» Consegna esercizio
Ricopia senza alcuna modifica il tratto delle voci seguenti che va dall'inizio fino alla riga che contiene "tool-button[interactable] xyxy=(10,211,36,237)", compresa.

Annotazioni degli elementi del layout

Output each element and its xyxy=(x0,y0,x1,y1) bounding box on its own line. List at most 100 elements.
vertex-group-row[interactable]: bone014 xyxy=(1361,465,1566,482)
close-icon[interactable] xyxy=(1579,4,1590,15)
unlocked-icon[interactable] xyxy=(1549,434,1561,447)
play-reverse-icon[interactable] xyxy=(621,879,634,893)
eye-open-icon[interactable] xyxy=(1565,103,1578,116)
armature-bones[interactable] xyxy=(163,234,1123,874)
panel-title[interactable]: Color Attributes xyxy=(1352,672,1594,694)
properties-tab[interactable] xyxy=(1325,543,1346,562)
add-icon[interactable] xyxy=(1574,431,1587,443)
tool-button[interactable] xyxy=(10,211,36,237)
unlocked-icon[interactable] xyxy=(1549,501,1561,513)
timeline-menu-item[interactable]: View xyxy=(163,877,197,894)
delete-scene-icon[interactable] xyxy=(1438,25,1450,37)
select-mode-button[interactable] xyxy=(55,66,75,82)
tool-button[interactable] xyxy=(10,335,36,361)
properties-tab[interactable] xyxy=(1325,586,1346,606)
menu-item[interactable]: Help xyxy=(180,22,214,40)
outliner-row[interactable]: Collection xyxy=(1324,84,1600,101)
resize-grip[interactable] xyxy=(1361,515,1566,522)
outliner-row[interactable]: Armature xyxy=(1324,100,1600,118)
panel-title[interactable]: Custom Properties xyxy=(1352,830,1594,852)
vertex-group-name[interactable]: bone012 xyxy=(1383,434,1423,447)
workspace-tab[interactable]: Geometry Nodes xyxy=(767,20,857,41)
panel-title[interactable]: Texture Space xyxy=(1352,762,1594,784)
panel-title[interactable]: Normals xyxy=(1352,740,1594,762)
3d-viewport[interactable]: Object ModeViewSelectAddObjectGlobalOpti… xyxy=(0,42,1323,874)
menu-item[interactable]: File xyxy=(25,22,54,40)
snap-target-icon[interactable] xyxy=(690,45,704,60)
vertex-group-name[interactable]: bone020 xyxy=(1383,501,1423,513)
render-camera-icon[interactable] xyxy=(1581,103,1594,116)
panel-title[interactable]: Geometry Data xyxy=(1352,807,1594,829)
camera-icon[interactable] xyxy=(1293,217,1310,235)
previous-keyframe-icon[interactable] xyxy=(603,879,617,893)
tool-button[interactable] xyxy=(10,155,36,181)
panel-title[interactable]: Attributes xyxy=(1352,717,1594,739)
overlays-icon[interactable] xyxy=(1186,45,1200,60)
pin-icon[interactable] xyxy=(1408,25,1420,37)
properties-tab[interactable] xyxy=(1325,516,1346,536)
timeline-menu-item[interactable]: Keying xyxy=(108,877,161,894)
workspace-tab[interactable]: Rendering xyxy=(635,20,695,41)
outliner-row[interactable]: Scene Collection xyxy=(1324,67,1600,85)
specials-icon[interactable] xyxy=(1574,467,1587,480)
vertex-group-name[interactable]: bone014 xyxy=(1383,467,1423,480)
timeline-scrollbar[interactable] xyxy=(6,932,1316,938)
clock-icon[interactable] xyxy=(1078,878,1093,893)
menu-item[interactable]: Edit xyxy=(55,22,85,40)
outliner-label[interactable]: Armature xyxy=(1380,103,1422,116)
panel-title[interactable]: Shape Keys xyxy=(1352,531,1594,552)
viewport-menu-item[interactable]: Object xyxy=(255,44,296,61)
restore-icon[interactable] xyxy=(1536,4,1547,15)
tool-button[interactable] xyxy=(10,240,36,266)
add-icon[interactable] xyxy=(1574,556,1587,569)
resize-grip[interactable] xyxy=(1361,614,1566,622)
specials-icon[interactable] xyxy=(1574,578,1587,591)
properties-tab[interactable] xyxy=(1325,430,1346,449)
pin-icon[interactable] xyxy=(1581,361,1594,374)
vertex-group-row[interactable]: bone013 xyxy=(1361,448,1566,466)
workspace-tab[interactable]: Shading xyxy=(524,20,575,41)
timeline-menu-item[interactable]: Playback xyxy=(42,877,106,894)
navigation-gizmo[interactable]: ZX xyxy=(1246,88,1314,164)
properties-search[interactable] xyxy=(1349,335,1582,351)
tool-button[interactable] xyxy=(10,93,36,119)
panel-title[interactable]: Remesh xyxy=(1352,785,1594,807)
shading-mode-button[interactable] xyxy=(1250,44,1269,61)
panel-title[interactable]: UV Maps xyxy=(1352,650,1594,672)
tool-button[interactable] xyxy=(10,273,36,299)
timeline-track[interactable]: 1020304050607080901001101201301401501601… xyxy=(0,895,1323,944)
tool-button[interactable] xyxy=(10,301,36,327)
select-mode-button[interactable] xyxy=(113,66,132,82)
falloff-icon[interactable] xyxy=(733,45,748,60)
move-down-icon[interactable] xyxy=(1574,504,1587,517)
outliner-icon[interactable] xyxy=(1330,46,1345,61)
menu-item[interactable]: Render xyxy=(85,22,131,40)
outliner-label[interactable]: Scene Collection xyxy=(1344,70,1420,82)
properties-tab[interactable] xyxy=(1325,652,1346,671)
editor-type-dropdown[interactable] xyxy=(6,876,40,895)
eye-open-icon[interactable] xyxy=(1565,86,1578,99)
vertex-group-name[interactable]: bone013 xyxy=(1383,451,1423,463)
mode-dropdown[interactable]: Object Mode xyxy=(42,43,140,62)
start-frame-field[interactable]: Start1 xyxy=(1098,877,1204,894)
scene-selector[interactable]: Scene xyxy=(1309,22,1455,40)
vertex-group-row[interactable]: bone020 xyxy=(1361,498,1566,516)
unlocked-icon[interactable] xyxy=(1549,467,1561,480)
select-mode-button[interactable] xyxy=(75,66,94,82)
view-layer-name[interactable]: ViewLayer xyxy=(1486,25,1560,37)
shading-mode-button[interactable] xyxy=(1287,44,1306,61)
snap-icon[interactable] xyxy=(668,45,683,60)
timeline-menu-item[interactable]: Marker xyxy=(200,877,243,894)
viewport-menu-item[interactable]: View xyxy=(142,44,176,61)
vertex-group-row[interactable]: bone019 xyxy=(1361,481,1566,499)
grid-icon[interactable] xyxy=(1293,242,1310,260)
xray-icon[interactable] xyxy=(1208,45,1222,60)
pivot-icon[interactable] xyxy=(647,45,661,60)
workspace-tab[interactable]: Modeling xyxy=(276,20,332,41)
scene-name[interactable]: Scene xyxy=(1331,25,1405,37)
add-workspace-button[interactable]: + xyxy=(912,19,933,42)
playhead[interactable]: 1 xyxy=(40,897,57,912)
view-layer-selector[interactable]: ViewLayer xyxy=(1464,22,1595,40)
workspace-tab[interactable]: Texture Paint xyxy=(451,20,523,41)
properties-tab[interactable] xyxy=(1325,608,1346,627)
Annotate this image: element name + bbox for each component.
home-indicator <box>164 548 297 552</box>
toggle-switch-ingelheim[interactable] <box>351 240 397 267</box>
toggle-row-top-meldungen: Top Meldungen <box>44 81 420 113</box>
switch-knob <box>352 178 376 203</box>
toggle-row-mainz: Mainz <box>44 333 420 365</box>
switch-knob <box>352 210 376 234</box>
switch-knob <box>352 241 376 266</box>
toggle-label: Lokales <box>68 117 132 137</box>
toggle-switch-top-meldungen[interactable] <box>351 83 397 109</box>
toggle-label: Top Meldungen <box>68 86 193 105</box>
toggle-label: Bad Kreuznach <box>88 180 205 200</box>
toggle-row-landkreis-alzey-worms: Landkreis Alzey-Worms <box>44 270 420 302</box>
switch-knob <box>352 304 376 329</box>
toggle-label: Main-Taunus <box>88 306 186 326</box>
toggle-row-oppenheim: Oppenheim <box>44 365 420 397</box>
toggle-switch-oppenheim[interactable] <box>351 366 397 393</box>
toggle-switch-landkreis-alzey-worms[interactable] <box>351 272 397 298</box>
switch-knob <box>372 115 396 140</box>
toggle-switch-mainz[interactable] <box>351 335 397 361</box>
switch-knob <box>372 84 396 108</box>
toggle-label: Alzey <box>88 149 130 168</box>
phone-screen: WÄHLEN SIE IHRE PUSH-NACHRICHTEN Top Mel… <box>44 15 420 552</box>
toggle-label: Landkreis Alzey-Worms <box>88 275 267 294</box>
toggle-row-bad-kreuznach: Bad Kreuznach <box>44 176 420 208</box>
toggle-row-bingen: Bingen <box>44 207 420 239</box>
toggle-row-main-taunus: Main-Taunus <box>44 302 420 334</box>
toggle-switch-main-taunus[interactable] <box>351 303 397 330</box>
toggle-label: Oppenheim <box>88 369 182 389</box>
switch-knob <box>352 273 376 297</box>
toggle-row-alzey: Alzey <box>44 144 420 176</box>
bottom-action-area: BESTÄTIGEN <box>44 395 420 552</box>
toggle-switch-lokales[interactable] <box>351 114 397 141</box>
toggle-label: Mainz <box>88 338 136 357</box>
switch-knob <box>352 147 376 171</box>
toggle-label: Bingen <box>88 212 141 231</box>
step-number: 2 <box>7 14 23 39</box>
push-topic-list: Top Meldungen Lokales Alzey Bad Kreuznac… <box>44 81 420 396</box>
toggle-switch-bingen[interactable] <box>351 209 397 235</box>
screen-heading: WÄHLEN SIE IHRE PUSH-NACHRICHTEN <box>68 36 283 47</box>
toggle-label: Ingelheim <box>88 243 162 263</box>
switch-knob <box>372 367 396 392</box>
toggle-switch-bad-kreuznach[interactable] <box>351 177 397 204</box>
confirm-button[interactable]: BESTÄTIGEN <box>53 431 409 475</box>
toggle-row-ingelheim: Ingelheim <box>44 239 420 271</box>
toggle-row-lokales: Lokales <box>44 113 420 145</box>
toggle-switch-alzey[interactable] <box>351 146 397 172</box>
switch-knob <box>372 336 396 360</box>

» Risposta esercizio
Output each element and its xyxy=(x0,y0,x1,y1) bounding box on its own line. List at most 100 elements.
vertex-group-row[interactable]: bone014 xyxy=(1361,465,1566,482)
close-icon[interactable] xyxy=(1579,4,1590,15)
unlocked-icon[interactable] xyxy=(1549,434,1561,447)
play-reverse-icon[interactable] xyxy=(621,879,634,893)
eye-open-icon[interactable] xyxy=(1565,103,1578,116)
armature-bones[interactable] xyxy=(163,234,1123,874)
panel-title[interactable]: Color Attributes xyxy=(1352,672,1594,694)
properties-tab[interactable] xyxy=(1325,543,1346,562)
add-icon[interactable] xyxy=(1574,431,1587,443)
tool-button[interactable] xyxy=(10,211,36,237)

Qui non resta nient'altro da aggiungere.